Noémie Fachan Dessinatrice, écrivaine, créatrice de « Maedusa Gorgon »
Question – Sur Instagram, face à plus de 100.000 followers, avec votre personne de Maedusa Gorgon, vous prônez la non-discrimination sexiste, plus globalement, vous luttez contre toutes les discriminations. Vous faites dire à Maedusa qu’en matière de discrimination, plutôt que de parler de femmes, vous préférez le terme « personne sexisée », que voulez-vous dire ?
Noémie Fachan – Pour être précise : dans certains contextes, je préfère parler de personnes sexisées, dans d’autres contextes, le mot femme est tout à fait approprié. Ce terme désigne toutes les personnes qui subissent l’oppression sexiste dans une société telle que la nôtre, qui reste assez patriarcale et encore fortement marquée par le sexisme. Donc, les personnes sexisées, ce sont bien sûr les femmes, mais aussi les minorités de genre. Certaines personnes qui sont transgenres, par exemple ou non binaires, sont tout aussi concernées par le sexisme parce qu’elles vont être perçues comme femmes, par exemple par la société en général. Et puis aussi parce que ça va s’imbriquer avec d’autres oppressions LGBT.

> [Exercices à faire]
a) Pour chaque affirmation, dites si elle concorde avec l'extrait, par oui ou par non, et citez mot pour mot les termes de l'extrait qui tranchent. (i) Noémie Fachan préfère toujours le terme « personne sexisée » au mot « femme ». (ii) Pour Noémie Fachan, les personnes sexisées incluent aussi les minorités de genre. (iii) Selon Noémie Fachan, notre société n'est plus patriarcale.
b) Recopiez l'extrait depuis « Noémie Fachan Dessinatrice, écrivaine, créatrice » jusqu'à « voulez-vous dire ? » inclus.
Les lignes n'ont aucun rapport avec l'extrait.

> [Données fournies]
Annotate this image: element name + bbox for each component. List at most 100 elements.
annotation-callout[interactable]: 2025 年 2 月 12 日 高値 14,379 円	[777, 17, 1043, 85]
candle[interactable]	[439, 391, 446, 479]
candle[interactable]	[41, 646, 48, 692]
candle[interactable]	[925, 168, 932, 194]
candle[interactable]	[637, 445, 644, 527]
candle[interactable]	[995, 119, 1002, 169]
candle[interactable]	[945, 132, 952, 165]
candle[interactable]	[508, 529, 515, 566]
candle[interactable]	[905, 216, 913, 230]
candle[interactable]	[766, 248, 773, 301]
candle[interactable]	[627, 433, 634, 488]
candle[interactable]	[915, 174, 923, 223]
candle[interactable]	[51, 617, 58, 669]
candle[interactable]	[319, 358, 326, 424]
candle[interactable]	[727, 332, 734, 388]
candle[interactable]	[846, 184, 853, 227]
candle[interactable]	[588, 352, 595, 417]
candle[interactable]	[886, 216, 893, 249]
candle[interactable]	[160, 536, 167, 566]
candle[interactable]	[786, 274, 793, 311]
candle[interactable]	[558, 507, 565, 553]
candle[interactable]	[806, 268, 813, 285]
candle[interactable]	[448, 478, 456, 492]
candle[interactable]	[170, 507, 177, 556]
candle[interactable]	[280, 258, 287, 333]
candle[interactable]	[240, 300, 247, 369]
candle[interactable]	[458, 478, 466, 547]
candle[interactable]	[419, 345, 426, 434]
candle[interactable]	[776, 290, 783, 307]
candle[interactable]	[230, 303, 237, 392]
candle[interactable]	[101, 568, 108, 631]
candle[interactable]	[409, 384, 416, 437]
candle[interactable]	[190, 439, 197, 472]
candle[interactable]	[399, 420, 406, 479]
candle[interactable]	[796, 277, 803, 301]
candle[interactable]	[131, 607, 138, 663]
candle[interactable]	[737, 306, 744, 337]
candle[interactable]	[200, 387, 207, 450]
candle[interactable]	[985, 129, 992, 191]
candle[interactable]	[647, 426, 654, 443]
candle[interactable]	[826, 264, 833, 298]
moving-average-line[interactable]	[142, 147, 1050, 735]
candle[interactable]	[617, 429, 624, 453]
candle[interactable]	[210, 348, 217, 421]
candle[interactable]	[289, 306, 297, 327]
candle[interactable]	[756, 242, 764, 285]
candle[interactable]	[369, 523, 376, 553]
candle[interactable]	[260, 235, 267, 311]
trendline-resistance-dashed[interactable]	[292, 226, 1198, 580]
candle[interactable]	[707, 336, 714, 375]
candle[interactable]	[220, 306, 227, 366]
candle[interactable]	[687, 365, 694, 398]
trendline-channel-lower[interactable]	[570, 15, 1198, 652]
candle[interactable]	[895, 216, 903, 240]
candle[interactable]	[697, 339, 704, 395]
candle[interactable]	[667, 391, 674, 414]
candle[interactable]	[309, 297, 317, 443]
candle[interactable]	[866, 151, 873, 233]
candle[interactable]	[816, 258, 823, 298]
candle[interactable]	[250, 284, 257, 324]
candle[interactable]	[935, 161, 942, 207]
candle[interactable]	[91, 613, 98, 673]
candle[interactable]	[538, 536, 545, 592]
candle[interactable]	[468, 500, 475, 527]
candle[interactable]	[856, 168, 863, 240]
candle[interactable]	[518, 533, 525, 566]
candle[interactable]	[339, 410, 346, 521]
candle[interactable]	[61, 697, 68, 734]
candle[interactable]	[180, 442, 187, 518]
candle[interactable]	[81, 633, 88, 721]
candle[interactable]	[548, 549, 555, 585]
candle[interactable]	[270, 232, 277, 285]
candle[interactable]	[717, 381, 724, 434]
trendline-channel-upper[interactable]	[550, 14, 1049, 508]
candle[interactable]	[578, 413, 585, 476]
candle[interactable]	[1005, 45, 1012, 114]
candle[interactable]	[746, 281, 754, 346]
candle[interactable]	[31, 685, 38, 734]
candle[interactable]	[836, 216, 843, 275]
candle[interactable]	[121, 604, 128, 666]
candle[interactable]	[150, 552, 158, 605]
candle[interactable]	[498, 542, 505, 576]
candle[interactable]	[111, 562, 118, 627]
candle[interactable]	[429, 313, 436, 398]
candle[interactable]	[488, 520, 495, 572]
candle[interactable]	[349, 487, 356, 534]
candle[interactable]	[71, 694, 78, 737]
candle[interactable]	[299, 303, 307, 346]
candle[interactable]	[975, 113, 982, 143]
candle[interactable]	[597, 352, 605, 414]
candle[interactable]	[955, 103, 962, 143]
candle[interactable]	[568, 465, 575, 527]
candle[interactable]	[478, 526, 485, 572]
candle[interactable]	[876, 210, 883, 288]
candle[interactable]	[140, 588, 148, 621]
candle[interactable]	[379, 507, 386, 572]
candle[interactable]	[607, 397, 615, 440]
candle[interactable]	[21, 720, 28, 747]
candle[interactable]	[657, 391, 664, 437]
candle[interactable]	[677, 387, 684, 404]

> [Réponses par exercice]
a)
(i) Non : « dans d’autres contextes, le mot femme est tout à fait approprié »
(ii) Oui : « les personnes sexisées, ce sont bien sûr les femmes, mais aussi les minorités de genre »
(iii) Non : « qui reste assez patriarcale et encore fortement marquée par le sexisme »

b)
Noémie Fachan Dessinatrice, écrivaine, créatrice de « Maedusa Gorgon »
Question – Sur Instagram, face à plus de 100.000 followers, avec votre personne de Maedusa Gorgon, vous prônez la non-discrimination sexiste, plus globalement, vous luttez contre toutes les discriminations. Vous faites dire à Maedusa qu’en matière de discrimination, plutôt que de parler de femmes, vous préférez le terme « personne sexisée », que voulez-vous dire ?